_Material_
────────
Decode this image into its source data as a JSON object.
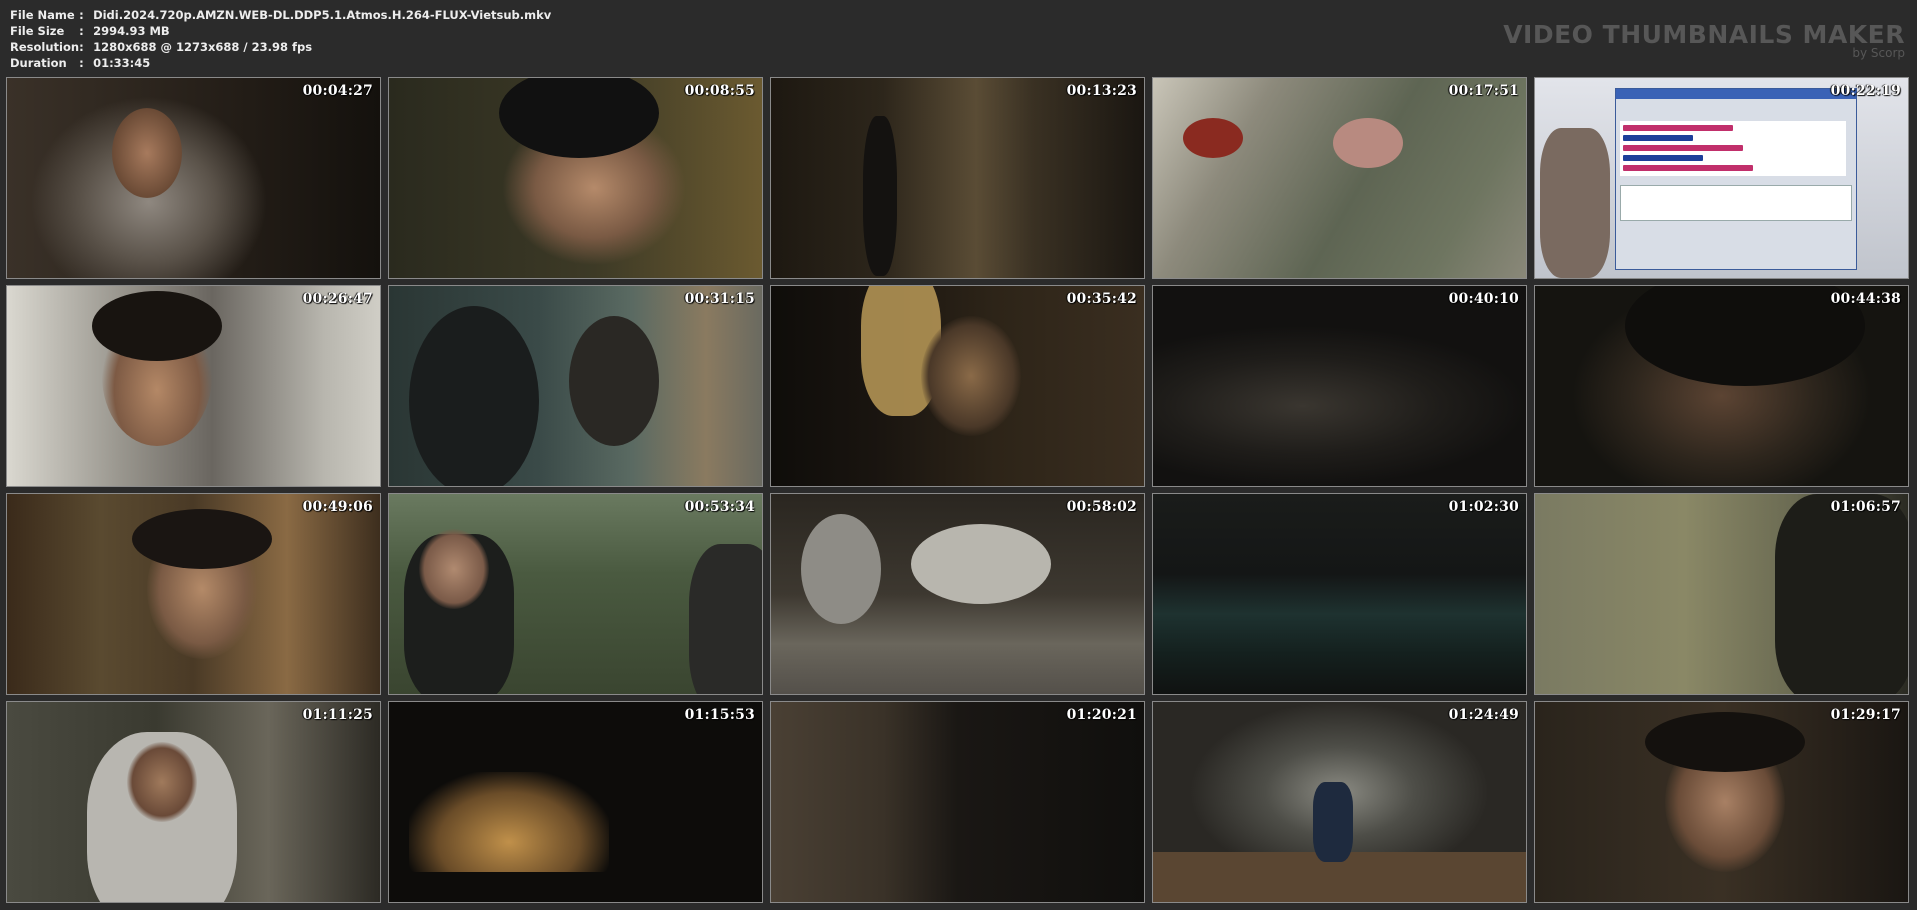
{
  "file_info": [
    {
      "key": "File Name",
      "value": "Didi.2024.720p.AMZN.WEB-DL.DDP5.1.Atmos.H.264-FLUX-Vietsub.mkv"
    },
    {
      "key": "File Size",
      "value": "2994.93 MB"
    },
    {
      "key": "Resolution",
      "value": "1280x688 @ 1273x688 / 23.98 fps"
    },
    {
      "key": "Duration",
      "value": "01:33:45"
    }
  ],
  "brand": {
    "title": "VIDEO THUMBNAILS MAKER",
    "subtitle": "by Scorp"
  },
  "thumbnails": [
    {
      "time": "00:04:27",
      "bg": "#2a241d"
    },
    {
      "time": "00:08:55",
      "bg": "#3a3524"
    },
    {
      "time": "00:13:23",
      "bg": "#2a2318"
    },
    {
      "time": "00:17:51",
      "bg": "#6a6a5c"
    },
    {
      "time": "00:22:19",
      "bg": "#c9c9cf"
    },
    {
      "time": "00:26:47",
      "bg": "#7d7a74"
    },
    {
      "time": "00:31:15",
      "bg": "#3b4a45"
    },
    {
      "time": "00:35:42",
      "bg": "#1d1812"
    },
    {
      "time": "00:40:10",
      "bg": "#1b1a18"
    },
    {
      "time": "00:44:38",
      "bg": "#1e1d17"
    },
    {
      "time": "00:49:06",
      "bg": "#3d3020"
    },
    {
      "time": "00:53:34",
      "bg": "#4c5a45"
    },
    {
      "time": "00:58:02",
      "bg": "#3f3b35"
    },
    {
      "time": "01:02:30",
      "bg": "#1c2222"
    },
    {
      "time": "01:06:57",
      "bg": "#5e6650"
    },
    {
      "time": "01:11:25",
      "bg": "#3e3c33"
    },
    {
      "time": "01:15:53",
      "bg": "#0f0e0b"
    },
    {
      "time": "01:20:21",
      "bg": "#221d17"
    },
    {
      "time": "01:24:49",
      "bg": "#3d3c36"
    },
    {
      "time": "01:29:17",
      "bg": "#2a241c"
    }
  ]
}
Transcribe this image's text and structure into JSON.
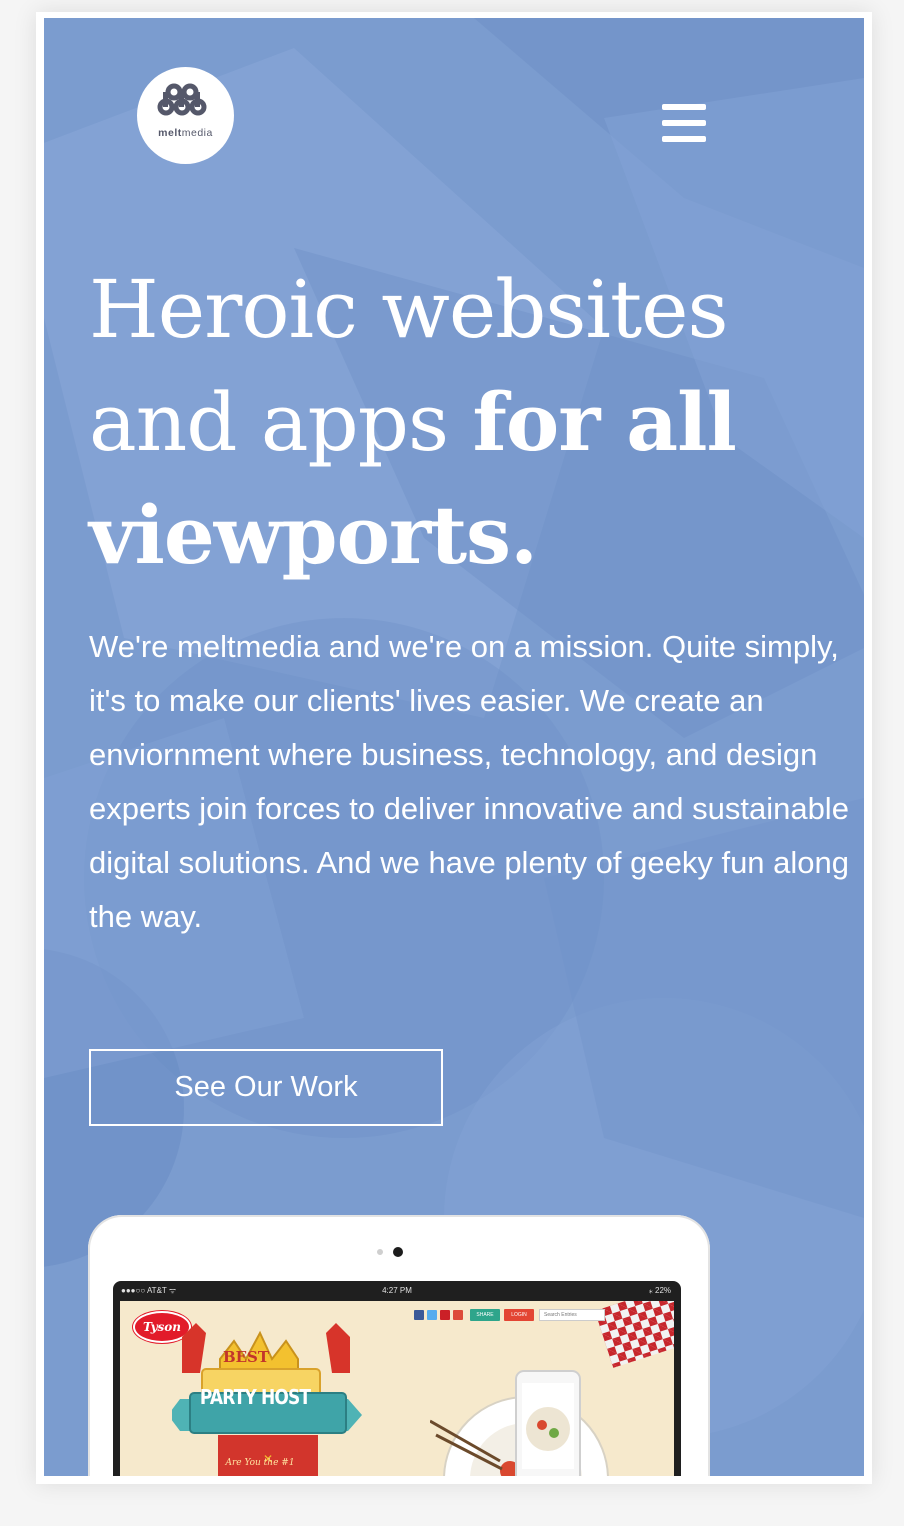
{
  "brand": {
    "logo_label_bold": "melt",
    "logo_label_light": "media"
  },
  "hero": {
    "headline_regular": "Heroic websites and apps ",
    "headline_bold": "for all viewports.",
    "intro": "We're meltmedia and we're on a mission. Quite simply, it's to make our clients' lives easier. We create an enviornment where business, technology, and design experts join forces to deliver innovative and sustainable digital solutions. And we have plenty of geeky fun along the way.",
    "cta_label": "See Our Work"
  },
  "tablet_screen": {
    "carrier": "●●●○○ AT&T ᯤ",
    "time": "4:27 PM",
    "battery": "⁎ 22%",
    "logo_text": "Tyson",
    "share_label": "SHARE",
    "login_label": "LOGIN",
    "search_placeholder": "Search Entries",
    "badge_best": "BEST",
    "badge_host": "PARTY HOST",
    "badge_sub": "Are You the #1"
  },
  "colors": {
    "hero_background": "#7b9ccf",
    "text": "#ffffff",
    "logo_dots": "#55586a"
  },
  "icons": {
    "menu": "hamburger-menu-icon",
    "logo": "meltmedia-dots-logo"
  }
}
────────
_Exercise objective_
Reproduce each entry verbatim, excluding any embedded images.

_Exercise solution_
Decode this image into its source data as a JSON object.
{
  "file_info": [
    {
      "key": "File Name",
      "value": "Didi.2024.720p.AMZN.WEB-DL.DDP5.1.Atmos.H.264-FLUX-Vietsub.mkv"
    },
    {
      "key": "File Size",
      "value": "2994.93 MB"
    },
    {
      "key": "Resolution",
      "value": "1280x688 @ 1273x688 / 23.98 fps"
    },
    {
      "key": "Duration",
      "value": "01:33:45"
    }
  ],
  "brand": {
    "title": "VIDEO THUMBNAILS MAKER",
    "subtitle": "by Scorp"
  },
  "thumbnails": [
    {
      "time": "00:04:27",
      "bg": "#2a241d"
    },
    {
      "time": "00:08:55",
      "bg": "#3a3524"
    },
    {
      "time": "00:13:23",
      "bg": "#2a2318"
    },
    {
      "time": "00:17:51",
      "bg": "#6a6a5c"
    },
    {
      "time": "00:22:19",
      "bg": "#c9c9cf"
    },
    {
      "time": "00:26:47",
      "bg": "#7d7a74"
    },
    {
      "time": "00:31:15",
      "bg": "#3b4a45"
    },
    {
      "time": "00:35:42",
      "bg": "#1d1812"
    },
    {
      "time": "00:40:10",
      "bg": "#1b1a18"
    },
    {
      "time": "00:44:38",
      "bg": "#1e1d17"
    },
    {
      "time": "00:49:06",
      "bg": "#3d3020"
    },
    {
      "time": "00:53:34",
      "bg": "#4c5a45"
    },
    {
      "time": "00:58:02",
      "bg": "#3f3b35"
    },
    {
      "time": "01:02:30",
      "bg": "#1c2222"
    },
    {
      "time": "01:06:57",
      "bg": "#5e6650"
    },
    {
      "time": "01:11:25",
      "bg": "#3e3c33"
    },
    {
      "time": "01:15:53",
      "bg": "#0f0e0b"
    },
    {
      "time": "01:20:21",
      "bg": "#221d17"
    },
    {
      "time": "01:24:49",
      "bg": "#3d3c36"
    },
    {
      "time": "01:29:17",
      "bg": "#2a241c"
    }
  ]
}
Transcribe this image's text and structure into JSON.
{
  "brand": {
    "logo_label_bold": "melt",
    "logo_label_light": "media"
  },
  "hero": {
    "headline_regular": "Heroic websites and apps ",
    "headline_bold": "for all viewports.",
    "intro": "We're meltmedia and we're on a mission. Quite simply, it's to make our clients' lives easier. We create an enviornment where business, technology, and design experts join forces to deliver innovative and sustainable digital solutions. And we have plenty of geeky fun along the way.",
    "cta_label": "See Our Work"
  },
  "tablet_screen": {
    "carrier": "●●●○○ AT&T ᯤ",
    "time": "4:27 PM",
    "battery": "⁎ 22%",
    "logo_text": "Tyson",
    "share_label": "SHARE",
    "login_label": "LOGIN",
    "search_placeholder": "Search Entries",
    "badge_best": "BEST",
    "badge_host": "PARTY HOST",
    "badge_sub": "Are You the #1"
  },
  "colors": {
    "hero_background": "#7b9ccf",
    "text": "#ffffff",
    "logo_dots": "#55586a"
  },
  "icons": {
    "menu": "hamburger-menu-icon",
    "logo": "meltmedia-dots-logo"
  }
}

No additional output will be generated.